Extract all of the data and reproduce it precisely.
>> Begin
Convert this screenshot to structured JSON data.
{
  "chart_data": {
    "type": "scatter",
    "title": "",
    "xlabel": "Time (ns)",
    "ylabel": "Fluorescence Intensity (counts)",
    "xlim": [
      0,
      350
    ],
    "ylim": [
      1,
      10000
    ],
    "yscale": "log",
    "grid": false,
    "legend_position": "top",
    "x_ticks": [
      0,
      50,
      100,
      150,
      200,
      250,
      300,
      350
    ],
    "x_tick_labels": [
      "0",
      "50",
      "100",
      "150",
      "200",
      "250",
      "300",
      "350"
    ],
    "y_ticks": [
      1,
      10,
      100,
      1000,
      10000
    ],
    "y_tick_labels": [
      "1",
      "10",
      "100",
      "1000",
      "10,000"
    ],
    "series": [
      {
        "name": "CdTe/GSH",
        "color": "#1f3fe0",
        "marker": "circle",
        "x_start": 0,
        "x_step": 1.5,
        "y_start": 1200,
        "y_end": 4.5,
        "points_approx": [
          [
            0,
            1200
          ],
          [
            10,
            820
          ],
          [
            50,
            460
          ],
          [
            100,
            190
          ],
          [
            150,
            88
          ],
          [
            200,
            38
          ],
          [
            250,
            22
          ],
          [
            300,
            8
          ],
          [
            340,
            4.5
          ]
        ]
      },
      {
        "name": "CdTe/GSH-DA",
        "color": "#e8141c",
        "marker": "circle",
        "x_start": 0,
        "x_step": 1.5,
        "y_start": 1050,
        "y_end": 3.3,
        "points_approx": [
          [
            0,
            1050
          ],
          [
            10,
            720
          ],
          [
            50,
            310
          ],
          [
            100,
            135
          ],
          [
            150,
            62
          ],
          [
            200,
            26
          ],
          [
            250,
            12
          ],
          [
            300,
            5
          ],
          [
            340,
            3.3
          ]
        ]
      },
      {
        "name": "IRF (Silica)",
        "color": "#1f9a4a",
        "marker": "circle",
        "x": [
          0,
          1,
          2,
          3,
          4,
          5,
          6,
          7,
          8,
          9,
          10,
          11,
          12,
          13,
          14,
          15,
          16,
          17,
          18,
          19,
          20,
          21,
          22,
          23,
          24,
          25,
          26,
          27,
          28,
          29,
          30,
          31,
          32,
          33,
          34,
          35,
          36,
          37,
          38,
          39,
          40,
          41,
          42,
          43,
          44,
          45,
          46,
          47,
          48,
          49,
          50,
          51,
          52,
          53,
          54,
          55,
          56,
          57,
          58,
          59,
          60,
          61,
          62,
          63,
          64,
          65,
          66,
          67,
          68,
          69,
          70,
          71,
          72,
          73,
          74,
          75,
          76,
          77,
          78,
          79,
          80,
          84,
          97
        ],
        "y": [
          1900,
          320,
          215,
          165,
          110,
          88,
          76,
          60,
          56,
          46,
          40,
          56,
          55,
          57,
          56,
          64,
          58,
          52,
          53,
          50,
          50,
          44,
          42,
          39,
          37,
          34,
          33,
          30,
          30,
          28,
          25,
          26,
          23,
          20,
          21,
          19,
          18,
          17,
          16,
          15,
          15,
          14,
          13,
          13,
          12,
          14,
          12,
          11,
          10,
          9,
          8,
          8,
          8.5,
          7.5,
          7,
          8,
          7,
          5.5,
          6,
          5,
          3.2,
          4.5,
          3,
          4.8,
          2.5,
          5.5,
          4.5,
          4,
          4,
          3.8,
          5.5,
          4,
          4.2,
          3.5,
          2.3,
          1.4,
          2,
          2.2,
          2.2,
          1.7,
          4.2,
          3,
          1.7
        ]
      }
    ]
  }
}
>> End
• [RIGHT ANSWER]
Convert this screenshot to structured JSON data.
{
  "chart_data": {
    "type": "scatter",
    "title": "",
    "xlabel": "Time (ns)",
    "ylabel": "Fluorescence Intensity (counts)",
    "xlim": [
      0,
      350
    ],
    "ylim": [
      1,
      10000
    ],
    "yscale": "log",
    "grid": false,
    "legend_position": "top",
    "x_ticks": [
      0,
      50,
      100,
      150,
      200,
      250,
      300,
      350
    ],
    "x_tick_labels": [
      "0",
      "50",
      "100",
      "150",
      "200",
      "250",
      "300",
      "350"
    ],
    "y_ticks": [
      1,
      10,
      100,
      1000,
      10000
    ],
    "y_tick_labels": [
      "1",
      "10",
      "100",
      "1000",
      "10,000"
    ],
    "series": [
      {
        "name": "CdTe/GSH",
        "color": "#1f3fe0",
        "marker": "circle",
        "x_start": 0,
        "x_step": 1.5,
        "y_start": 1200,
        "y_end": 4.5,
        "points_approx": [
          [
            0,
            1200
          ],
          [
            10,
            820
          ],
          [
            50,
            460
          ],
          [
            100,
            190
          ],
          [
            150,
            88
          ],
          [
            200,
            38
          ],
          [
            250,
            22
          ],
          [
            300,
            8
          ],
          [
            340,
            4.5
          ]
        ]
      },
      {
        "name": "CdTe/GSH-DA",
        "color": "#e8141c",
        "marker": "circle",
        "x_start": 0,
        "x_step": 1.5,
        "y_start": 1050,
        "y_end": 3.3,
        "points_approx": [
          [
            0,
            1050
          ],
          [
            10,
            720
          ],
          [
            50,
            310
          ],
          [
            100,
            135
          ],
          [
            150,
            62
          ],
          [
            200,
            26
          ],
          [
            250,
            12
          ],
          [
            300,
            5
          ],
          [
            340,
            3.3
          ]
        ]
      },
      {
        "name": "IRF (Silica)",
        "color": "#1f9a4a",
        "marker": "circle",
        "x": [
          0,
          1,
          2,
          3,
          4,
          5,
          6,
          7,
          8,
          9,
          10,
          11,
          12,
          13,
          14,
          15,
          16,
          17,
          18,
          19,
          20,
          21,
          22,
          23,
          24,
          25,
          26,
          27,
          28,
          29,
          30,
          31,
          32,
          33,
          34,
          35,
          36,
          37,
          38,
          39,
          40,
          41,
          42,
          43,
          44,
          45,
          46,
          47,
          48,
          49,
          50,
          51,
          52,
          53,
          54,
          55,
          56,
          57,
          58,
          59,
          60,
          61,
          62,
          63,
          64,
          65,
          66,
          67,
          68,
          69,
          70,
          71,
          72,
          73,
          74,
          75,
          76,
          77,
          78,
          79,
          80,
          84,
          97
        ],
        "y": [
          1900,
          320,
          215,
          165,
          110,
          88,
          76,
          60,
          56,
          46,
          40,
          56,
          55,
          57,
          56,
          64,
          58,
          52,
          53,
          50,
          50,
          44,
          42,
          39,
          37,
          34,
          33,
          30,
          30,
          28,
          25,
          26,
          23,
          20,
          21,
          19,
          18,
          17,
          16,
          15,
          15,
          14,
          13,
          13,
          12,
          14,
          12,
          11,
          10,
          9,
          8,
          8,
          8.5,
          7.5,
          7,
          8,
          7,
          5.5,
          6,
          5,
          3.2,
          4.5,
          3,
          4.8,
          2.5,
          5.5,
          4.5,
          4,
          4,
          3.8,
          5.5,
          4,
          4.2,
          3.5,
          2.3,
          1.4,
          2,
          2.2,
          2.2,
          1.7,
          4.2,
          3,
          1.7
        ]
      }
    ]
  }
}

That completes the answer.